[What you need to do]
In your copy, leave out the pictures; write out all the data exactly.

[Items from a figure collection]
#####

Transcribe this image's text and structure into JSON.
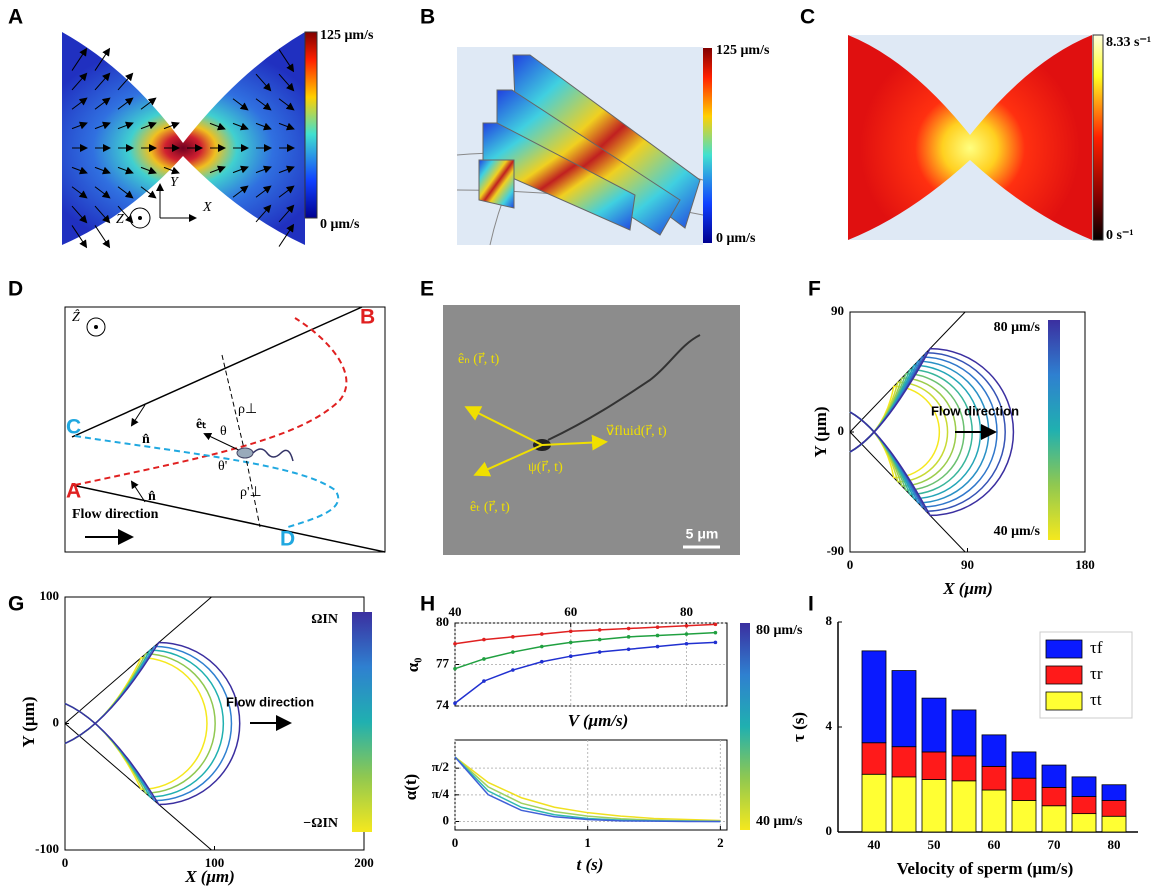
{
  "panel_labels": [
    "A",
    "B",
    "C",
    "D",
    "E",
    "F",
    "G",
    "H",
    "I"
  ],
  "panel_a": {
    "colorbar_max": "125 μm/s",
    "colorbar_min": "0 μm/s",
    "axis_y": "Y",
    "axis_x": "X",
    "axis_z": "Z"
  },
  "panel_b": {
    "colorbar_max": "125 μm/s",
    "colorbar_min": "0 μm/s"
  },
  "panel_c": {
    "colorbar_max": "8.33 s⁻¹",
    "colorbar_min": "0 s⁻¹"
  },
  "panel_d": {
    "z_axis": "Ẑ",
    "point_b": "B",
    "point_c": "C",
    "point_a": "A",
    "point_d": "D",
    "normal_top": "n̂",
    "normal_bottom": "n̂",
    "tangent": "êₜ",
    "theta": "θ",
    "theta_prime": "θ'",
    "rho": "ρ⊥",
    "rho_prime": "ρ'⊥",
    "flow": "Flow direction"
  },
  "panel_e": {
    "normal": "êₙ (r⃗, t)",
    "angle": "ψ(r⃗, t)",
    "fluid": "v⃗fluid(r⃗, t)",
    "tangent": "êₜ (r⃗, t)",
    "scale": "5 μm"
  },
  "chart_data": [
    {
      "type": "trajectory",
      "xlabel": "X (μm)",
      "ylabel": "Y (μm)",
      "xlim": [
        0,
        180
      ],
      "xticks": [
        0,
        90,
        180
      ],
      "ylim": [
        -90,
        90
      ],
      "yticks": [
        -90,
        0,
        90
      ],
      "colorbar_labels": [
        "80 μm/s",
        "40 μm/s"
      ],
      "annotation": "Flow direction"
    },
    {
      "type": "trajectory",
      "xlabel": "X (μm)",
      "ylabel": "Y (μm)",
      "xlim": [
        0,
        200
      ],
      "xticks": [
        0,
        100,
        200
      ],
      "ylim": [
        -100,
        100
      ],
      "yticks": [
        -100,
        0,
        100
      ],
      "colorbar_labels": [
        "ΩIN",
        "−ΩIN"
      ],
      "annotation": "Flow direction"
    },
    {
      "type": "line",
      "xlabel": "V (μm/s)",
      "ylabel": "α₀",
      "x": [
        40,
        45,
        50,
        55,
        60,
        65,
        70,
        75,
        80,
        85
      ],
      "xlim": [
        40,
        87
      ],
      "xticks": [
        40,
        60,
        80
      ],
      "ylim": [
        74,
        80
      ],
      "yticks": [
        74,
        77,
        80
      ],
      "grid": true,
      "colorbar_labels": [
        "80 μm/s",
        "40 μm/s"
      ],
      "series": [
        {
          "color": "#e02020",
          "values": [
            78.5,
            78.8,
            79.0,
            79.2,
            79.4,
            79.5,
            79.6,
            79.7,
            79.8,
            79.9
          ]
        },
        {
          "color": "#20a040",
          "values": [
            76.7,
            77.4,
            77.9,
            78.3,
            78.6,
            78.8,
            79.0,
            79.1,
            79.2,
            79.3
          ]
        },
        {
          "color": "#2030d0",
          "values": [
            74.2,
            75.8,
            76.6,
            77.2,
            77.6,
            77.9,
            78.1,
            78.3,
            78.5,
            78.6
          ]
        }
      ]
    },
    {
      "type": "line",
      "xlabel": "t (s)",
      "ylabel": "α(t)",
      "x": [
        0,
        0.25,
        0.5,
        0.75,
        1,
        1.25,
        1.5,
        1.75,
        2
      ],
      "xlim": [
        0,
        2.05
      ],
      "xticks": [
        0,
        1,
        2
      ],
      "ylim": [
        -0.25,
        2.4
      ],
      "yticks": [
        0,
        {
          "value": 0.7854,
          "label": "π/4"
        },
        {
          "value": 1.5708,
          "label": "π/2"
        }
      ],
      "grid": true,
      "series": [
        {
          "color": "#f0e020",
          "values": [
            1.9,
            1.15,
            0.7,
            0.42,
            0.26,
            0.16,
            0.09,
            0.06,
            0.03
          ]
        },
        {
          "color": "#a0d060",
          "values": [
            1.9,
            1.02,
            0.54,
            0.29,
            0.16,
            0.08,
            0.04,
            0.02,
            0.01
          ]
        },
        {
          "color": "#30b8b0",
          "values": [
            1.9,
            0.9,
            0.42,
            0.2,
            0.09,
            0.04,
            0.02,
            0.01,
            0
          ]
        },
        {
          "color": "#4060d8",
          "values": [
            1.9,
            0.79,
            0.33,
            0.14,
            0.06,
            0.02,
            0.01,
            0,
            0
          ]
        }
      ]
    },
    {
      "type": "stacked_bar",
      "xlabel": "Velocity of sperm (μm/s)",
      "ylabel": "τ (s)",
      "x": [
        40,
        45,
        50,
        55,
        60,
        65,
        70,
        75,
        80
      ],
      "xlim": [
        34,
        84
      ],
      "xticks": [
        40,
        50,
        60,
        70,
        80
      ],
      "ylim": [
        0,
        8
      ],
      "yticks": [
        0,
        4,
        8
      ],
      "series": [
        {
          "name": "τt",
          "color": "#ffff33",
          "values": [
            2.2,
            2.1,
            2.0,
            1.95,
            1.6,
            1.2,
            1.0,
            0.7,
            0.6
          ]
        },
        {
          "name": "τr",
          "color": "#ff1a1a",
          "values": [
            1.2,
            1.15,
            1.05,
            0.95,
            0.9,
            0.85,
            0.7,
            0.65,
            0.6
          ]
        },
        {
          "name": "τf",
          "color": "#0a1aff",
          "values": [
            3.5,
            2.9,
            2.05,
            1.75,
            1.2,
            1.0,
            0.85,
            0.75,
            0.6
          ]
        }
      ]
    }
  ]
}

#####

[Expected answer]
Transcribe this image's text and structure into JSON.
{
  "panel_labels": [
    "A",
    "B",
    "C",
    "D",
    "E",
    "F",
    "G",
    "H",
    "I"
  ],
  "panel_a": {
    "colorbar_max": "125 μm/s",
    "colorbar_min": "0 μm/s",
    "axis_y": "Y",
    "axis_x": "X",
    "axis_z": "Z"
  },
  "panel_b": {
    "colorbar_max": "125 μm/s",
    "colorbar_min": "0 μm/s"
  },
  "panel_c": {
    "colorbar_max": "8.33 s⁻¹",
    "colorbar_min": "0 s⁻¹"
  },
  "panel_d": {
    "z_axis": "Ẑ",
    "point_b": "B",
    "point_c": "C",
    "point_a": "A",
    "point_d": "D",
    "normal_top": "n̂",
    "normal_bottom": "n̂",
    "tangent": "êₜ",
    "theta": "θ",
    "theta_prime": "θ'",
    "rho": "ρ⊥",
    "rho_prime": "ρ'⊥",
    "flow": "Flow direction"
  },
  "panel_e": {
    "normal": "êₙ (r⃗, t)",
    "angle": "ψ(r⃗, t)",
    "fluid": "v⃗fluid(r⃗, t)",
    "tangent": "êₜ (r⃗, t)",
    "scale": "5 μm"
  },
  "chart_data": [
    {
      "type": "trajectory",
      "xlabel": "X (μm)",
      "ylabel": "Y (μm)",
      "xlim": [
        0,
        180
      ],
      "xticks": [
        0,
        90,
        180
      ],
      "ylim": [
        -90,
        90
      ],
      "yticks": [
        -90,
        0,
        90
      ],
      "colorbar_labels": [
        "80 μm/s",
        "40 μm/s"
      ],
      "annotation": "Flow direction"
    },
    {
      "type": "trajectory",
      "xlabel": "X (μm)",
      "ylabel": "Y (μm)",
      "xlim": [
        0,
        200
      ],
      "xticks": [
        0,
        100,
        200
      ],
      "ylim": [
        -100,
        100
      ],
      "yticks": [
        -100,
        0,
        100
      ],
      "colorbar_labels": [
        "ΩIN",
        "−ΩIN"
      ],
      "annotation": "Flow direction"
    },
    {
      "type": "line",
      "xlabel": "V (μm/s)",
      "ylabel": "α₀",
      "x": [
        40,
        45,
        50,
        55,
        60,
        65,
        70,
        75,
        80,
        85
      ],
      "xlim": [
        40,
        87
      ],
      "xticks": [
        40,
        60,
        80
      ],
      "ylim": [
        74,
        80
      ],
      "yticks": [
        74,
        77,
        80
      ],
      "grid": true,
      "colorbar_labels": [
        "80 μm/s",
        "40 μm/s"
      ],
      "series": [
        {
          "color": "#e02020",
          "values": [
            78.5,
            78.8,
            79.0,
            79.2,
            79.4,
            79.5,
            79.6,
            79.7,
            79.8,
            79.9
          ]
        },
        {
          "color": "#20a040",
          "values": [
            76.7,
            77.4,
            77.9,
            78.3,
            78.6,
            78.8,
            79.0,
            79.1,
            79.2,
            79.3
          ]
        },
        {
          "color": "#2030d0",
          "values": [
            74.2,
            75.8,
            76.6,
            77.2,
            77.6,
            77.9,
            78.1,
            78.3,
            78.5,
            78.6
          ]
        }
      ]
    },
    {
      "type": "line",
      "xlabel": "t (s)",
      "ylabel": "α(t)",
      "x": [
        0,
        0.25,
        0.5,
        0.75,
        1,
        1.25,
        1.5,
        1.75,
        2
      ],
      "xlim": [
        0,
        2.05
      ],
      "xticks": [
        0,
        1,
        2
      ],
      "ylim": [
        -0.25,
        2.4
      ],
      "yticks": [
        0,
        {
          "value": 0.7854,
          "label": "π/4"
        },
        {
          "value": 1.5708,
          "label": "π/2"
        }
      ],
      "grid": true,
      "series": [
        {
          "color": "#f0e020",
          "values": [
            1.9,
            1.15,
            0.7,
            0.42,
            0.26,
            0.16,
            0.09,
            0.06,
            0.03
          ]
        },
        {
          "color": "#a0d060",
          "values": [
            1.9,
            1.02,
            0.54,
            0.29,
            0.16,
            0.08,
            0.04,
            0.02,
            0.01
          ]
        },
        {
          "color": "#30b8b0",
          "values": [
            1.9,
            0.9,
            0.42,
            0.2,
            0.09,
            0.04,
            0.02,
            0.01,
            0
          ]
        },
        {
          "color": "#4060d8",
          "values": [
            1.9,
            0.79,
            0.33,
            0.14,
            0.06,
            0.02,
            0.01,
            0,
            0
          ]
        }
      ]
    },
    {
      "type": "stacked_bar",
      "xlabel": "Velocity of sperm (μm/s)",
      "ylabel": "τ (s)",
      "x": [
        40,
        45,
        50,
        55,
        60,
        65,
        70,
        75,
        80
      ],
      "xlim": [
        34,
        84
      ],
      "xticks": [
        40,
        50,
        60,
        70,
        80
      ],
      "ylim": [
        0,
        8
      ],
      "yticks": [
        0,
        4,
        8
      ],
      "series": [
        {
          "name": "τt",
          "color": "#ffff33",
          "values": [
            2.2,
            2.1,
            2.0,
            1.95,
            1.6,
            1.2,
            1.0,
            0.7,
            0.6
          ]
        },
        {
          "name": "τr",
          "color": "#ff1a1a",
          "values": [
            1.2,
            1.15,
            1.05,
            0.95,
            0.9,
            0.85,
            0.7,
            0.65,
            0.6
          ]
        },
        {
          "name": "τf",
          "color": "#0a1aff",
          "values": [
            3.5,
            2.9,
            2.05,
            1.75,
            1.2,
            1.0,
            0.85,
            0.75,
            0.6
          ]
        }
      ]
    }
  ]
}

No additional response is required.